> [AIM OF THE EXERCISE]: Reproduce every entry below precisely; do not include the pictures.

> [AVAILABLE RECORDS]:
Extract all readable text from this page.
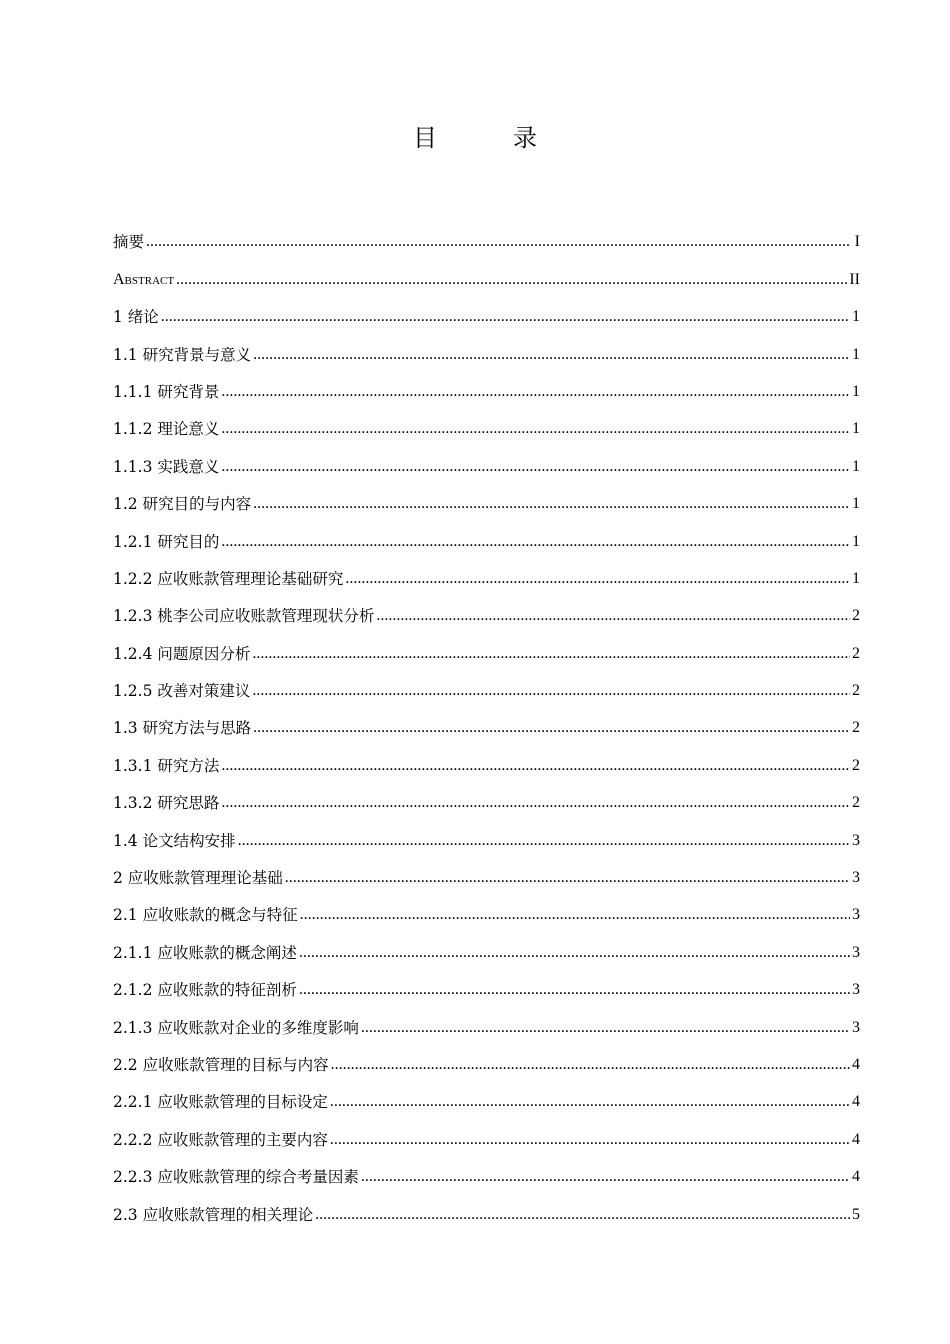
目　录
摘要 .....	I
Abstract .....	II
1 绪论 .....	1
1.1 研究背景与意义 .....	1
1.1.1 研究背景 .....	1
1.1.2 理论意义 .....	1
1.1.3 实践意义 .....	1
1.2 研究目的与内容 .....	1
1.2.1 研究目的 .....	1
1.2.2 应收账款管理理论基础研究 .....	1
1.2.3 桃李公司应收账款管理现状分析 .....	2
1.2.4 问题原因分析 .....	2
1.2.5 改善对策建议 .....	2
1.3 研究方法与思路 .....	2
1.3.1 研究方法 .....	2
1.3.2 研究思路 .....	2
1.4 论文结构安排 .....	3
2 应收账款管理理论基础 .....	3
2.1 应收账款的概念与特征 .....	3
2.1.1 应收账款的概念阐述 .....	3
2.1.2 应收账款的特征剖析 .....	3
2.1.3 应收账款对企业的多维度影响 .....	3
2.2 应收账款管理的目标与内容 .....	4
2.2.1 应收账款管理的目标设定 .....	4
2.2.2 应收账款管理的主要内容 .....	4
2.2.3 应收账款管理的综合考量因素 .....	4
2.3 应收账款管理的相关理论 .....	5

> [CORRECT ANSWER]:
Extract all readable text from this page.
目　录
摘要 .....	I
Abstract .....	II
1 绪论 .....	1
1.1 研究背景与意义 .....	1
1.1.1 研究背景 .....	1
1.1.2 理论意义 .....	1
1.1.3 实践意义 .....	1
1.2 研究目的与内容 .....	1
1.2.1 研究目的 .....	1
1.2.2 应收账款管理理论基础研究 .....	1
1.2.3 桃李公司应收账款管理现状分析 .....	2
1.2.4 问题原因分析 .....	2
1.2.5 改善对策建议 .....	2
1.3 研究方法与思路 .....	2
1.3.1 研究方法 .....	2
1.3.2 研究思路 .....	2
1.4 论文结构安排 .....	3
2 应收账款管理理论基础 .....	3
2.1 应收账款的概念与特征 .....	3
2.1.1 应收账款的概念阐述 .....	3
2.1.2 应收账款的特征剖析 .....	3
2.1.3 应收账款对企业的多维度影响 .....	3
2.2 应收账款管理的目标与内容 .....	4
2.2.1 应收账款管理的目标设定 .....	4
2.2.2 应收账款管理的主要内容 .....	4
2.2.3 应收账款管理的综合考量因素 .....	4
2.3 应收账款管理的相关理论 .....	5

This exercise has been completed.